Saturday, November 16th, 2013

Lily Allen – Hard Out Here

Lily would like to speak on the thinkpiecer’s plight…


[Video][Website]
[2.15]

David Turner: “We Can’t Stop” is a fine song, but it isn’t for me. Earlier this fall at a party that was winding down, someone put on Miley’s hit and seemingly every girl jumped on a piece of furniture to SCREAM along with the song. Any questionable themes from the song/video couldn’t have run through my mind right then. I witnessing an empowerment anthem at full force. “Hard Out Here” might not achieve that ubiquity, especially in the United States, but again it’s an Anthem. An anthem — similar to “Thrift Shop” and “Royals” — that shows rap music can be consumed by white people sans the political complications of its original artists being black. Whites don’t need black people for their musical anthems; I’d like to call this a shame. But again I don’t need these smug fists of white power.

***

■ Your objective
Retype the stretch of the "Hard Out Here" review that starts at the words "[Video][Website]" and stops after "of white power.".

■ Data block
***

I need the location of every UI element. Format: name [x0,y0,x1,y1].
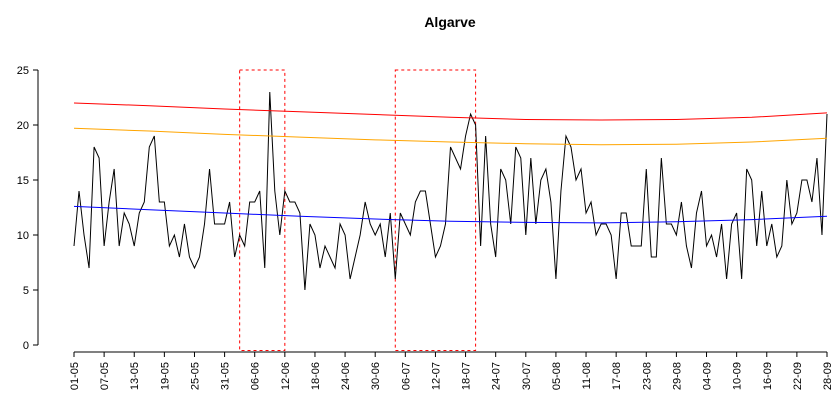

***

■ Result below
[Video][Website]
[2.15]

David Turner: “We Can’t Stop” is a fine song, but it isn’t for me. Earlier this fall at a party that was winding down, someone put on Miley’s hit and seemingly every girl jumped on a piece of furniture to SCREAM along with the song. Any questionable themes from the song/video couldn’t have run through my mind right then. I witnessing an empowerment anthem at full force. “Hard Out Here” might not achieve that ubiquity, especially in the United States, but again it’s an Anthem. An anthem — similar to “Thrift Shop” and “Royals” — that shows rap music can be consumed by white people sans the political complications of its original artists being black. Whites don’t need black people for their musical anthems; I’d like to call this a shame. But again I don’t need these smug fists of white power.